TO DO
Identify the lines that include the word "Chief", then copy all of them.

-- ITEMS start --

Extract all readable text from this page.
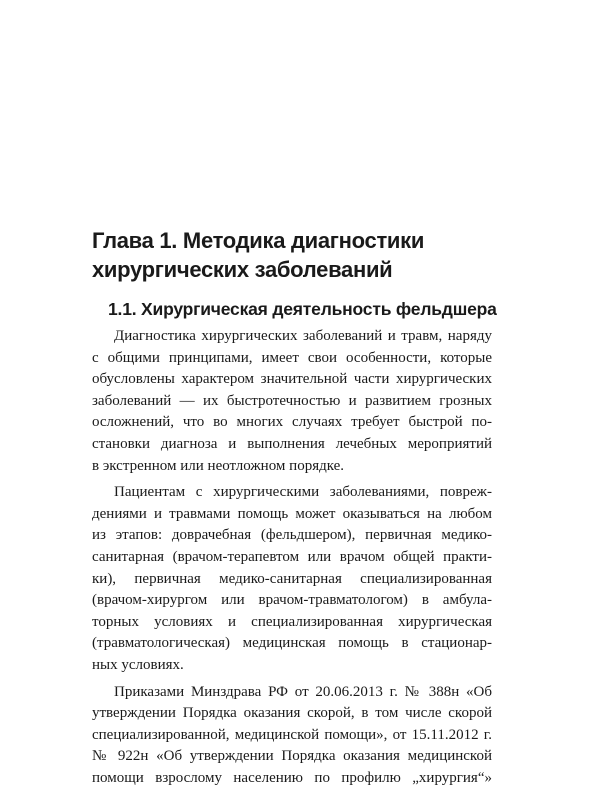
Глава 1. Методика диагностики
хирургических заболеваний
1.1. Хирургическая деятельность фельдшера

Диагностика хирургических заболеваний и травм, наряду
с общими принципами, имеет свои особенности, которые
обусловлены характером значительной части хирургических
заболеваний — их быстротечностью и развитием грозных
осложнений, что во многих случаях требует быстрой по-
становки диагноза и выполнения лечебных мероприятий
в экстренном или неотложном порядке.

Пациентам с хирургическими заболеваниями, повреж-
дениями и травмами помощь может оказываться на любом
из этапов: доврачебная (фельдшером), первичная медико-
санитарная (врачом-терапевтом или врачом общей практи-
ки), первичная медико-санитарная специализированная
(врачом-хирургом или врачом-травматологом) в амбула-
торных условиях и специализированная хирургическая
(травматологическая) медицинская помощь в стационар-
ных условиях.

Приказами Минздрава РФ от 20.06.2013 г. № 388н «Об
утверждении Порядка оказания скорой, в том числе скорой
специализированной, медицинской помощи», от 15.11.2012 г.
№ 922н «Об утверждении Порядка оказания медицинской
помощи взрослому населению по профилю „хирургия“»
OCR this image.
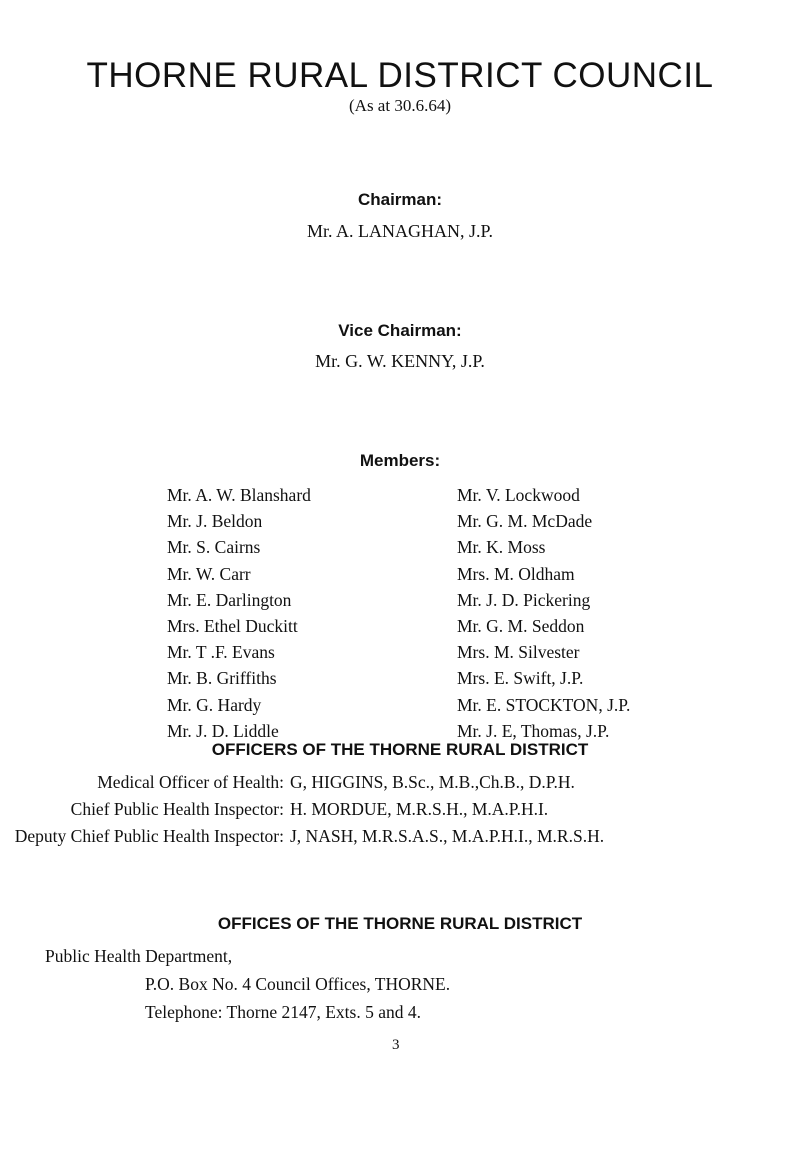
THORNE RURAL DISTRICT COUNCIL
(As at 30.6.64)
Chairman:
Mr. A. LANAGHAN, J.P.
Vice Chairman:
Mr. G. W. KENNY, J.P.
Members:
Mr. A. W. Blanshard
Mr. J. Beldon
Mr. S. Cairns
Mr. W. Carr
Mr. E. Darlington
Mrs. Ethel Duckitt
Mr. T .F. Evans
Mr. B. Griffiths
Mr. G. Hardy
Mr. J. D. Liddle
Mr. V. Lockwood
Mr. G. M. McDade
Mr. K. Moss
Mrs. M. Oldham
Mr. J. D. Pickering
Mr. G. M. Seddon
Mrs. M. Silvester
Mrs. E. Swift, J.P.
Mr. E. STOCKTON, J.P.
Mr. J. E, Thomas, J.P.
OFFICERS OF THE THORNE RURAL DISTRICT
Medical Officer of Health: G, HIGGINS, B.Sc., M.B.,Ch.B., D.P.H.
Chief Public Health Inspector: H. MORDUE, M.R.S.H., M.A.P.H.I.
Deputy Chief Public Health Inspector: J, NASH, M.R.S.A.S., M.A.P.H.I., M.R.S.H.
OFFICES OF THE THORNE RURAL DISTRICT
Public Health Department,
P.O. Box No. 4 Council Offices, THORNE.
Telephone: Thorne 2147, Exts. 5 and 4.
3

-- ITEMS end --

COMPLETE ANSWER
Chief Public Health Inspector: H. MORDUE, M.R.S.H., M.A.P.H.I.
Deputy Chief Public Health Inspector: J, NASH, M.R.S.A.S., M.A.P.H.I., M.R.S.H.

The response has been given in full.